▶ _Information given_:
• • • • • • •

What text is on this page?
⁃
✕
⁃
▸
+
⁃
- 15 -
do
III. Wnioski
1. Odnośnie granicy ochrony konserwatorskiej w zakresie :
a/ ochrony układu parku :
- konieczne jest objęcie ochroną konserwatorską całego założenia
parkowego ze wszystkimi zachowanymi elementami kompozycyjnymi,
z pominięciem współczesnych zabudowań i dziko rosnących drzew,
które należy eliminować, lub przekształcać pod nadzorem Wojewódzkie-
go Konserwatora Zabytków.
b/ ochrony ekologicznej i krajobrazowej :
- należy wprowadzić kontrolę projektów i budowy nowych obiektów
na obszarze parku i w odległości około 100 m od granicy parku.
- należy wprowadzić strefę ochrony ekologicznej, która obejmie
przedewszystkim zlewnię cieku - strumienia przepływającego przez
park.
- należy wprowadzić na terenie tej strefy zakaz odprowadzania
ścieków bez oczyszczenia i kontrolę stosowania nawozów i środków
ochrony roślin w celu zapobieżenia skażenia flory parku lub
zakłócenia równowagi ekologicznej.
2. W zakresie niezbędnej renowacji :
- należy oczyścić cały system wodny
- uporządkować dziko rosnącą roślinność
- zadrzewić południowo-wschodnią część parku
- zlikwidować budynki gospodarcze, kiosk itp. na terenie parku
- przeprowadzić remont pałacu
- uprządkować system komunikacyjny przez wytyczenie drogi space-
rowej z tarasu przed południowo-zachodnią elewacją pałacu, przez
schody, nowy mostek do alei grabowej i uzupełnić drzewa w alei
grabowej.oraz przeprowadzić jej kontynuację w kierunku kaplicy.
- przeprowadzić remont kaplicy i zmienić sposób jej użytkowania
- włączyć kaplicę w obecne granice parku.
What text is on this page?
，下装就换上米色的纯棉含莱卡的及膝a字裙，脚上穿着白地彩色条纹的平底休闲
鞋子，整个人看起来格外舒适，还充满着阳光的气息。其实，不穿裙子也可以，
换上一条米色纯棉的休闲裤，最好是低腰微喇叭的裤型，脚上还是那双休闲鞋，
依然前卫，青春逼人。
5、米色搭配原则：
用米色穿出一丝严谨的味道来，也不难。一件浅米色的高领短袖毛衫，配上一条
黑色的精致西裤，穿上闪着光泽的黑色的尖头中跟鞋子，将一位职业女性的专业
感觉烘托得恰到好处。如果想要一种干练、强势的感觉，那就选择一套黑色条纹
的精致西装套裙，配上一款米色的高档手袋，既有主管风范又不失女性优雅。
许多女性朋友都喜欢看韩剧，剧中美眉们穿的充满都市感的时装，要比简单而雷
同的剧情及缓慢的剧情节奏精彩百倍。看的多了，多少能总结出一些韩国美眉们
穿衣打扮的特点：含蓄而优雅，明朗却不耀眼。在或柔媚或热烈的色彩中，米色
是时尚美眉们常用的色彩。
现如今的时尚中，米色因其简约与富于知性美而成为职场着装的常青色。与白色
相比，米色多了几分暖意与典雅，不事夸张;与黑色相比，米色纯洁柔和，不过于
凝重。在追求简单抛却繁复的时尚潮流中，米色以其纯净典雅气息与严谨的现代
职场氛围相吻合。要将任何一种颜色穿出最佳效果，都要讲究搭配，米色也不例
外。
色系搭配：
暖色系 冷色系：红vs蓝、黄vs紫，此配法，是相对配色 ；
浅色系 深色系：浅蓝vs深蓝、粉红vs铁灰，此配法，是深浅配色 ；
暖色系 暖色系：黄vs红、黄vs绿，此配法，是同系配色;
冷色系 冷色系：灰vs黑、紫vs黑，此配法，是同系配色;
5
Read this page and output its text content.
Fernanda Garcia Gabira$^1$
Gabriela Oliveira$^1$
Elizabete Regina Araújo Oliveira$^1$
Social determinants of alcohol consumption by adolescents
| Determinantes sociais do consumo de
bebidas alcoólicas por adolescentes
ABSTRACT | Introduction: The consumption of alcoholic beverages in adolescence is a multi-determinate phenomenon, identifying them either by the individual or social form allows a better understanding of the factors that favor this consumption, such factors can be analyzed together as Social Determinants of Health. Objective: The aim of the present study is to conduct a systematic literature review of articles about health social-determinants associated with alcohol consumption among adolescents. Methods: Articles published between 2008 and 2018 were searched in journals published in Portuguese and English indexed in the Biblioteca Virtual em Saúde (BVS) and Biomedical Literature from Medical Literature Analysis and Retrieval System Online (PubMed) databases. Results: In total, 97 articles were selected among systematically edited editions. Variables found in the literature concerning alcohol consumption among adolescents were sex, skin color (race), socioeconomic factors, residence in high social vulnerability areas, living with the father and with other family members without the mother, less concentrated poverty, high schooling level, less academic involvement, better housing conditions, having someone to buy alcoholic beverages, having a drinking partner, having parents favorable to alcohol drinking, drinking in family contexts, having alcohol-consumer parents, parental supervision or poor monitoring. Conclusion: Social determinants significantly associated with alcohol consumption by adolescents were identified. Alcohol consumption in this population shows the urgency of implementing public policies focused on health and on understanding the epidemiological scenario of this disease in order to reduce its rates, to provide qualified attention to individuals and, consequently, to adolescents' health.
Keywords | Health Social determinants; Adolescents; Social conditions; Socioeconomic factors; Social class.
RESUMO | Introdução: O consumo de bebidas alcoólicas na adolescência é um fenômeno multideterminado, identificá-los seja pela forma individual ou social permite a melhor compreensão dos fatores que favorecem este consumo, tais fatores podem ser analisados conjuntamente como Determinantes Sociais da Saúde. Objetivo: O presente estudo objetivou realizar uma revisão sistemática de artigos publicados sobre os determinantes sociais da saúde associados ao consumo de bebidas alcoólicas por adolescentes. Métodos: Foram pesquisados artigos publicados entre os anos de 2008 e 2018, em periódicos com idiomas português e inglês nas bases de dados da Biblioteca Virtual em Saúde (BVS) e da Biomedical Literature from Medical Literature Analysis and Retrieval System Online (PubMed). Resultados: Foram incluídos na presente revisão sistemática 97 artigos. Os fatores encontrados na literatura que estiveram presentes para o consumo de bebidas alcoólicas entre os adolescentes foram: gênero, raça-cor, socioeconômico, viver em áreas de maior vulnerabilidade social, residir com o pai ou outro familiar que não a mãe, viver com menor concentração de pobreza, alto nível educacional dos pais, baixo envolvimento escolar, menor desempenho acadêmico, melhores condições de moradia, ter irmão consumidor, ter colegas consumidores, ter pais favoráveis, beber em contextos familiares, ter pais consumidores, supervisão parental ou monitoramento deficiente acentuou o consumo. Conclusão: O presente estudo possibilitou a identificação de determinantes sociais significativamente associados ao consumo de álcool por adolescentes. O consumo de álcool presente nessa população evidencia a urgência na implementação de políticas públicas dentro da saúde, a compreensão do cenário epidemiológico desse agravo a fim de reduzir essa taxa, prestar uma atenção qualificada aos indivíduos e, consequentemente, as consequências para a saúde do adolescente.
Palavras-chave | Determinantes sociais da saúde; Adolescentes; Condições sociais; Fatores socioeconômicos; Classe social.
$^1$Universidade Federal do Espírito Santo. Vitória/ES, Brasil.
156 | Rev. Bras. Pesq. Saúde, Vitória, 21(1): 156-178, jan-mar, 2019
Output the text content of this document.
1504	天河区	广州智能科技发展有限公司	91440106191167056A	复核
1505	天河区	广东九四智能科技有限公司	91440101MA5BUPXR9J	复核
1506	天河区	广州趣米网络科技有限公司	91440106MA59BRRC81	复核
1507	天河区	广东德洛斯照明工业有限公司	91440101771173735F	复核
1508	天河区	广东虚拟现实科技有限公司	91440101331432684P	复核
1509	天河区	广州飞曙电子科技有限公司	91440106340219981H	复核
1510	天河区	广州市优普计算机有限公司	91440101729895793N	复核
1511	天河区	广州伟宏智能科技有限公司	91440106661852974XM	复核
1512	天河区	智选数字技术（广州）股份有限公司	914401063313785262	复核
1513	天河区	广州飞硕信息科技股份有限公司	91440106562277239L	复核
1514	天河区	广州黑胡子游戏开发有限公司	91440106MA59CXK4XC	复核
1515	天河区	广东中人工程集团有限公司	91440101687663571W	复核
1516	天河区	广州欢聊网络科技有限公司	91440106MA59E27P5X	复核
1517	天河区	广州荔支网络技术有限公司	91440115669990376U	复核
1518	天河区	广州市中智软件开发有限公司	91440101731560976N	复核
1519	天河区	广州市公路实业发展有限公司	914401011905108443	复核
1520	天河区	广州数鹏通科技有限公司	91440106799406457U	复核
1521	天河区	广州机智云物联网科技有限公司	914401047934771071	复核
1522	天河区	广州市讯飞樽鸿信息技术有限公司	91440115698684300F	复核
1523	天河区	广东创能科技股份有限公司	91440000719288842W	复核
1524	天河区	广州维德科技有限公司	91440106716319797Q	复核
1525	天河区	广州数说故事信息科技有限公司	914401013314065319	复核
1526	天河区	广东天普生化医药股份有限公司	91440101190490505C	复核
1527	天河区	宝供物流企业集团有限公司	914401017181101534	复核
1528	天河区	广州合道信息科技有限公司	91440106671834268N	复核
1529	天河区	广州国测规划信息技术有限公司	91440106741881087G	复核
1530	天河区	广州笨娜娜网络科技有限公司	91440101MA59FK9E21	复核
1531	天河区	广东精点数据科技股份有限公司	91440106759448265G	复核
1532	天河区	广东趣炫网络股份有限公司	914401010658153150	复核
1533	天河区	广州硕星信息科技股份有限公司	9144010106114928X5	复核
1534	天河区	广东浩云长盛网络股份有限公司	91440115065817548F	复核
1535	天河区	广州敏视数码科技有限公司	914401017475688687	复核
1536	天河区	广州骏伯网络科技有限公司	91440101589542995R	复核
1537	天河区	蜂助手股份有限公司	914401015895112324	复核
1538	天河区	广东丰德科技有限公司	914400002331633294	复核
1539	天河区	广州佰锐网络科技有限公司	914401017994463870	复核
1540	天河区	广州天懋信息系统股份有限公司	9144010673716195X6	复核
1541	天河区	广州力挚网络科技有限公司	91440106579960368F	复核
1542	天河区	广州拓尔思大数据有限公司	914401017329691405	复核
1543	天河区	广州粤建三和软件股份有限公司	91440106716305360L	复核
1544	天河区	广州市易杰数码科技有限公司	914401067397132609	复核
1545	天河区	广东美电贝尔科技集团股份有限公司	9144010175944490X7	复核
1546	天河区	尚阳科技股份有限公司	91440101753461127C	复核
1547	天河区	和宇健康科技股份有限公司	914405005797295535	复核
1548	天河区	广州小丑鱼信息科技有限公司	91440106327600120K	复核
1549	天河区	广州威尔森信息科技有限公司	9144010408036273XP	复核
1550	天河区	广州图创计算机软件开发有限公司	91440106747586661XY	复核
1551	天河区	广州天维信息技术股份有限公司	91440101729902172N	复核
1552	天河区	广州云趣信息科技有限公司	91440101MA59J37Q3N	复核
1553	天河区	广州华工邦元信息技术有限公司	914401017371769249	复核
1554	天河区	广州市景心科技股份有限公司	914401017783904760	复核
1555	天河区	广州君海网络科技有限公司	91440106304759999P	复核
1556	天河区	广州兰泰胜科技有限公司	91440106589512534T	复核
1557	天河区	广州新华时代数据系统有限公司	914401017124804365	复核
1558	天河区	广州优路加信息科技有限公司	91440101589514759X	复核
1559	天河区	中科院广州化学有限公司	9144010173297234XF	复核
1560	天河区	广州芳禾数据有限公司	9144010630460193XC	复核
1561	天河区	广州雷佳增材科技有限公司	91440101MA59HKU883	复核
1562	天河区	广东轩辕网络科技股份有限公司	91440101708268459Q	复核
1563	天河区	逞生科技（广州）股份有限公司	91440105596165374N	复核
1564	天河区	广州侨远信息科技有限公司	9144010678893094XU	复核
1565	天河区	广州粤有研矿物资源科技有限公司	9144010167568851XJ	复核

• • • • • • •

▶ _Problem details_: Copy every line from the records above that contains the word "przeprowadzić".

▶ _Final result_:
- przeprowadzić remont pałacu
grabowej.oraz przeprowadzić jej kontynuację w kierunku kaplicy.
- przeprowadzić remont kaplicy i zmienić sposób jej użytkowania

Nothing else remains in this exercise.